(Document understanding data)
*****

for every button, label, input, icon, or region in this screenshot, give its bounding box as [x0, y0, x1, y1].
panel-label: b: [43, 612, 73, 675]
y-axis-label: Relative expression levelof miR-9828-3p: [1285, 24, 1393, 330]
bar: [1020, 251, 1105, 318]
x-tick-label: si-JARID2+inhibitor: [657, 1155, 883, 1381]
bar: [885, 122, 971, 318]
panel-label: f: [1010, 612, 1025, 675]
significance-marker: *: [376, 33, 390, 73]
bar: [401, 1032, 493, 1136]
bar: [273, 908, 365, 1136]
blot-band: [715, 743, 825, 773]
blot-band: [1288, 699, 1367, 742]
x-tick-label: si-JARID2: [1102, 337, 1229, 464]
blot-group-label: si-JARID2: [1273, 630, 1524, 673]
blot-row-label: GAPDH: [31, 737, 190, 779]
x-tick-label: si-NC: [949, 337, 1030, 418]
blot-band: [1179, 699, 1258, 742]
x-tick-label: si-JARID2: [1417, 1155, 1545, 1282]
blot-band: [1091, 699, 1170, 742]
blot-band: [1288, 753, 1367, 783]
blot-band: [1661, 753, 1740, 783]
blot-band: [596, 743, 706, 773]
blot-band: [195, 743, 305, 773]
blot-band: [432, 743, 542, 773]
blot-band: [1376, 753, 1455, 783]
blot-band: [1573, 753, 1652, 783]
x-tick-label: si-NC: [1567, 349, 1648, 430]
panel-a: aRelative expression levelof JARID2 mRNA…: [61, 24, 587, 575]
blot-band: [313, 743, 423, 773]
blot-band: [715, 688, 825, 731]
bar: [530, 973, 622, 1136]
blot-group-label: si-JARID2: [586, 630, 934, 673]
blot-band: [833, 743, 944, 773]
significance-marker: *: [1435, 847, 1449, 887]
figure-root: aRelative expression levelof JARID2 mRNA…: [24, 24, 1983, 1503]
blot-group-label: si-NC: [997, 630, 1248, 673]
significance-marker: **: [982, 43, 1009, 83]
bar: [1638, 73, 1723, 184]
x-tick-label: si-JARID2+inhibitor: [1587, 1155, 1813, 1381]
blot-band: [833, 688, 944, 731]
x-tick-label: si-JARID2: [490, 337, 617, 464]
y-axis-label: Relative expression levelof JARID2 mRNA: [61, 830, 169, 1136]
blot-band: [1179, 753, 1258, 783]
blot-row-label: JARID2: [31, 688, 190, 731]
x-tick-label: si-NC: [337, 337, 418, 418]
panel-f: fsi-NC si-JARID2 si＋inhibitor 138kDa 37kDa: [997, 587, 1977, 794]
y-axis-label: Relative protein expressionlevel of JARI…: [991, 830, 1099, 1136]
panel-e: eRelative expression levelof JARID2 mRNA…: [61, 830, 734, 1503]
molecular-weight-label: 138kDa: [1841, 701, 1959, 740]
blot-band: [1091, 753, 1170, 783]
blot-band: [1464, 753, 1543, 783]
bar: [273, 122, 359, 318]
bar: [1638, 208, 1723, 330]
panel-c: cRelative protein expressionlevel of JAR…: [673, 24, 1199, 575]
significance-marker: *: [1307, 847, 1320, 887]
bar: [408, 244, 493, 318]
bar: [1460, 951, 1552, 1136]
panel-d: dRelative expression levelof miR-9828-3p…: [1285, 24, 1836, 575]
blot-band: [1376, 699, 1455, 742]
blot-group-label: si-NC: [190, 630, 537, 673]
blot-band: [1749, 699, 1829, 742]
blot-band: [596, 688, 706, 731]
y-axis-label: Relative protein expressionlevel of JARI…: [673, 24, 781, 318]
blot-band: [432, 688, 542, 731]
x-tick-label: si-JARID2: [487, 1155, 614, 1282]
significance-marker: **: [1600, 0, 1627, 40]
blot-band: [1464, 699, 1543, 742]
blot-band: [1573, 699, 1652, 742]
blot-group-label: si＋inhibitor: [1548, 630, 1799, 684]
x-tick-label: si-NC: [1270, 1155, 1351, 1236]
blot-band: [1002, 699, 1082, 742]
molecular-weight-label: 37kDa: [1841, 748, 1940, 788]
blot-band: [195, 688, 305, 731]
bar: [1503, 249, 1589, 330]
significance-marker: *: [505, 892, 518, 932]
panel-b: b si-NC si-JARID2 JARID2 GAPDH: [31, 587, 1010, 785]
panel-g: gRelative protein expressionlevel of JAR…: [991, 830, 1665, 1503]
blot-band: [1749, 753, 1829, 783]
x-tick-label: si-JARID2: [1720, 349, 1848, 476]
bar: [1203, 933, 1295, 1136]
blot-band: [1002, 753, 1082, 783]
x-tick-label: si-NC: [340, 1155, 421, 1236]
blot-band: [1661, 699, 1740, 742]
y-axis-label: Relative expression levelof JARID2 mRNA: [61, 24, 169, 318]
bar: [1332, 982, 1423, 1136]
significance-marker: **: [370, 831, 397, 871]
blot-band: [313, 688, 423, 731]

*****

[What is being asked] Return all of the entries exactly as they were supplied.

[Written answer]
for every button, label, input, icon, or region in this screenshot, give its bounding box as [x0, y0, x1, y1].
panel-label: b: [43, 612, 73, 675]
y-axis-label: Relative expression levelof miR-9828-3p: [1285, 24, 1393, 330]
bar: [1020, 251, 1105, 318]
x-tick-label: si-JARID2+inhibitor: [657, 1155, 883, 1381]
bar: [885, 122, 971, 318]
panel-label: f: [1010, 612, 1025, 675]
significance-marker: *: [376, 33, 390, 73]
bar: [401, 1032, 493, 1136]
bar: [273, 908, 365, 1136]
blot-band: [715, 743, 825, 773]
blot-band: [1288, 699, 1367, 742]
x-tick-label: si-JARID2: [1102, 337, 1229, 464]
blot-group-label: si-JARID2: [1273, 630, 1524, 673]
blot-row-label: GAPDH: [31, 737, 190, 779]
x-tick-label: si-NC: [949, 337, 1030, 418]
blot-band: [1179, 699, 1258, 742]
x-tick-label: si-JARID2: [1417, 1155, 1545, 1282]
blot-band: [1091, 699, 1170, 742]
blot-band: [1288, 753, 1367, 783]
blot-band: [1661, 753, 1740, 783]
blot-band: [596, 743, 706, 773]
blot-band: [195, 743, 305, 773]
blot-band: [432, 743, 542, 773]
blot-band: [1376, 753, 1455, 783]
blot-band: [1573, 753, 1652, 783]
x-tick-label: si-NC: [1567, 349, 1648, 430]
panel-a: aRelative expression levelof JARID2 mRNA…: [61, 24, 587, 575]
blot-band: [313, 743, 423, 773]
blot-band: [715, 688, 825, 731]
bar: [530, 973, 622, 1136]
blot-group-label: si-JARID2: [586, 630, 934, 673]
blot-band: [833, 743, 944, 773]
significance-marker: *: [1435, 847, 1449, 887]
figure-root: aRelative expression levelof JARID2 mRNA…: [24, 24, 1983, 1503]
blot-group-label: si-NC: [997, 630, 1248, 673]
significance-marker: **: [982, 43, 1009, 83]
bar: [1638, 73, 1723, 184]
x-tick-label: si-JARID2+inhibitor: [1587, 1155, 1813, 1381]
blot-band: [833, 688, 944, 731]
x-tick-label: si-JARID2: [490, 337, 617, 464]
y-axis-label: Relative expression levelof JARID2 mRNA: [61, 830, 169, 1136]
blot-band: [1179, 753, 1258, 783]
blot-row-label: JARID2: [31, 688, 190, 731]
x-tick-label: si-NC: [337, 337, 418, 418]
panel-f: fsi-NC si-JARID2 si＋inhibitor 138kDa 37kDa: [997, 587, 1977, 794]
y-axis-label: Relative protein expressionlevel of JARI…: [991, 830, 1099, 1136]
panel-e: eRelative expression levelof JARID2 mRNA…: [61, 830, 734, 1503]
molecular-weight-label: 138kDa: [1841, 701, 1959, 740]
blot-band: [1091, 753, 1170, 783]
blot-band: [1464, 753, 1543, 783]
bar: [273, 122, 359, 318]
bar: [1638, 208, 1723, 330]
panel-c: cRelative protein expressionlevel of JAR…: [673, 24, 1199, 575]
significance-marker: *: [1307, 847, 1320, 887]
bar: [408, 244, 493, 318]
bar: [1460, 951, 1552, 1136]
panel-d: dRelative expression levelof miR-9828-3p…: [1285, 24, 1836, 575]
blot-band: [1376, 699, 1455, 742]
blot-group-label: si-NC: [190, 630, 537, 673]
blot-band: [1749, 699, 1829, 742]
blot-band: [596, 688, 706, 731]
y-axis-label: Relative protein expressionlevel of JARI…: [673, 24, 781, 318]
blot-band: [432, 688, 542, 731]
x-tick-label: si-JARID2: [487, 1155, 614, 1282]
significance-marker: **: [1600, 0, 1627, 40]
blot-band: [1464, 699, 1543, 742]
blot-band: [1573, 699, 1652, 742]
blot-group-label: si＋inhibitor: [1548, 630, 1799, 684]
x-tick-label: si-NC: [1270, 1155, 1351, 1236]
blot-band: [1002, 699, 1082, 742]
molecular-weight-label: 37kDa: [1841, 748, 1940, 788]
blot-band: [195, 688, 305, 731]
bar: [1503, 249, 1589, 330]
significance-marker: *: [505, 892, 518, 932]
panel-b: b si-NC si-JARID2 JARID2 GAPDH: [31, 587, 1010, 785]
panel-g: gRelative protein expressionlevel of JAR…: [991, 830, 1665, 1503]
blot-band: [1749, 753, 1829, 783]
x-tick-label: si-JARID2: [1720, 349, 1848, 476]
bar: [1203, 933, 1295, 1136]
blot-band: [1002, 753, 1082, 783]
x-tick-label: si-NC: [340, 1155, 421, 1236]
blot-band: [1661, 699, 1740, 742]
y-axis-label: Relative expression levelof JARID2 mRNA: [61, 24, 169, 318]
bar: [1332, 982, 1423, 1136]
significance-marker: **: [370, 831, 397, 871]
blot-band: [313, 688, 423, 731]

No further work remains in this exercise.